Go through the listing and copy every line word for word.

DATASET CONTENT >>
— Begin —
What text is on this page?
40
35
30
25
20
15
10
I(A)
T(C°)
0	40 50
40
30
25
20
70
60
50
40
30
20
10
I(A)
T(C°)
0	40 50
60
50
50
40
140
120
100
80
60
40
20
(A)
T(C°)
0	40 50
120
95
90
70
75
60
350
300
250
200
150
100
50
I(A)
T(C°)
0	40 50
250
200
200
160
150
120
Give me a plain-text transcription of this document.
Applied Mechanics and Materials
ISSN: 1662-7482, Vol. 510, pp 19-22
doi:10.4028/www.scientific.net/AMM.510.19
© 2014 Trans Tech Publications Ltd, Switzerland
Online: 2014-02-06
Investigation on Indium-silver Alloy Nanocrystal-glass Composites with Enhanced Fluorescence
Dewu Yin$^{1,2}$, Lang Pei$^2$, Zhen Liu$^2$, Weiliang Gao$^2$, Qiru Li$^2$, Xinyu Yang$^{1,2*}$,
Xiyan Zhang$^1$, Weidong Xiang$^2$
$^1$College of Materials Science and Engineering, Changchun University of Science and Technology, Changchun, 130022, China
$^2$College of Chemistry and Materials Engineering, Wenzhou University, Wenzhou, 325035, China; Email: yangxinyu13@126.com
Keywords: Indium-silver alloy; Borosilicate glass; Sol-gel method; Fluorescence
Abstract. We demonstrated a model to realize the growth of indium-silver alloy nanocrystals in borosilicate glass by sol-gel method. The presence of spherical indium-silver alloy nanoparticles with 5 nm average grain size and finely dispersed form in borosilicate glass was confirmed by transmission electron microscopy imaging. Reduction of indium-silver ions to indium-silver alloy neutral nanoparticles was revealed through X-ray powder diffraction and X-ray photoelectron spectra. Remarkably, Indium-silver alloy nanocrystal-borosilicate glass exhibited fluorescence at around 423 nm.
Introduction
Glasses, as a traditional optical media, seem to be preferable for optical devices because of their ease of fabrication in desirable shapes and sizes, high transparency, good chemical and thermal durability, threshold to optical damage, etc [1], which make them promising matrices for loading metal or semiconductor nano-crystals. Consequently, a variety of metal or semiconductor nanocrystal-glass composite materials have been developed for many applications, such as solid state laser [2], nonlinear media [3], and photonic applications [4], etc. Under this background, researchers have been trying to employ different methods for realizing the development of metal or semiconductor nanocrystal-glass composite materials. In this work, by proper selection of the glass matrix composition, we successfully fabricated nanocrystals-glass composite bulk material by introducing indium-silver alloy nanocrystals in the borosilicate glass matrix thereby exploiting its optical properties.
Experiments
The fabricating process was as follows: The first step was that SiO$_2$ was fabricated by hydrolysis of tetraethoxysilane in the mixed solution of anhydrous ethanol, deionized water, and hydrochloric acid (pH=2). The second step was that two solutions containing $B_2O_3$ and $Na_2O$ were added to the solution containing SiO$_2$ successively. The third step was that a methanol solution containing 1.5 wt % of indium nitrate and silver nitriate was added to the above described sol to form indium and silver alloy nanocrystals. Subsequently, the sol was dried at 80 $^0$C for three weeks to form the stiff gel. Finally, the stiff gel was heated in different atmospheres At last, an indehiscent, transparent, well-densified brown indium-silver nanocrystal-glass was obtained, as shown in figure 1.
— End —
RESULT OF THE TASK >>
What text is on this page?
40
35
30
25
20
15
10
I(A)
T(C°)
0	40 50
40
30
25
20
70
60
50
40
30
20
10
I(A)
T(C°)
0	40 50
60
50
50
40
140
120
100
80
60
40
20
(A)
T(C°)
0	40 50
120
95
90
70
75
60
350
300
250
200
150
100
50
I(A)
T(C°)
0	40 50
250
200
200
160
150
120
Give me a plain-text transcription of this document.
Applied Mechanics and Materials
ISSN: 1662-7482, Vol. 510, pp 19-22
doi:10.4028/www.scientific.net/AMM.510.19
© 2014 Trans Tech Publications Ltd, Switzerland
Online: 2014-02-06
Investigation on Indium-silver Alloy Nanocrystal-glass Composites with Enhanced Fluorescence
Dewu Yin$^{1,2}$, Lang Pei$^2$, Zhen Liu$^2$, Weiliang Gao$^2$, Qiru Li$^2$, Xinyu Yang$^{1,2*}$,
Xiyan Zhang$^1$, Weidong Xiang$^2$
$^1$College of Materials Science and Engineering, Changchun University of Science and Technology, Changchun, 130022, China
$^2$College of Chemistry and Materials Engineering, Wenzhou University, Wenzhou, 325035, China; Email: yangxinyu13@126.com
Keywords: Indium-silver alloy; Borosilicate glass; Sol-gel method; Fluorescence
Abstract. We demonstrated a model to realize the growth of indium-silver alloy nanocrystals in borosilicate glass by sol-gel method. The presence of spherical indium-silver alloy nanoparticles with 5 nm average grain size and finely dispersed form in borosilicate glass was confirmed by transmission electron microscopy imaging. Reduction of indium-silver ions to indium-silver alloy neutral nanoparticles was revealed through X-ray powder diffraction and X-ray photoelectron spectra. Remarkably, Indium-silver alloy nanocrystal-borosilicate glass exhibited fluorescence at around 423 nm.
Introduction
Glasses, as a traditional optical media, seem to be preferable for optical devices because of their ease of fabrication in desirable shapes and sizes, high transparency, good chemical and thermal durability, threshold to optical damage, etc [1], which make them promising matrices for loading metal or semiconductor nano-crystals. Consequently, a variety of metal or semiconductor nanocrystal-glass composite materials have been developed for many applications, such as solid state laser [2], nonlinear media [3], and photonic applications [4], etc. Under this background, researchers have been trying to employ different methods for realizing the development of metal or semiconductor nanocrystal-glass composite materials. In this work, by proper selection of the glass matrix composition, we successfully fabricated nanocrystals-glass composite bulk material by introducing indium-silver alloy nanocrystals in the borosilicate glass matrix thereby exploiting its optical properties.
Experiments
The fabricating process was as follows: The first step was that SiO$_2$ was fabricated by hydrolysis of tetraethoxysilane in the mixed solution of anhydrous ethanol, deionized water, and hydrochloric acid (pH=2). The second step was that two solutions containing $B_2O_3$ and $Na_2O$ were added to the solution containing SiO$_2$ successively. The third step was that a methanol solution containing 1.5 wt % of indium nitrate and silver nitriate was added to the above described sol to form indium and silver alloy nanocrystals. Subsequently, the sol was dried at 80 $^0$C for three weeks to form the stiff gel. Finally, the stiff gel was heated in different atmospheres At last, an indehiscent, transparent, well-densified brown indium-silver nanocrystal-glass was obtained, as shown in figure 1.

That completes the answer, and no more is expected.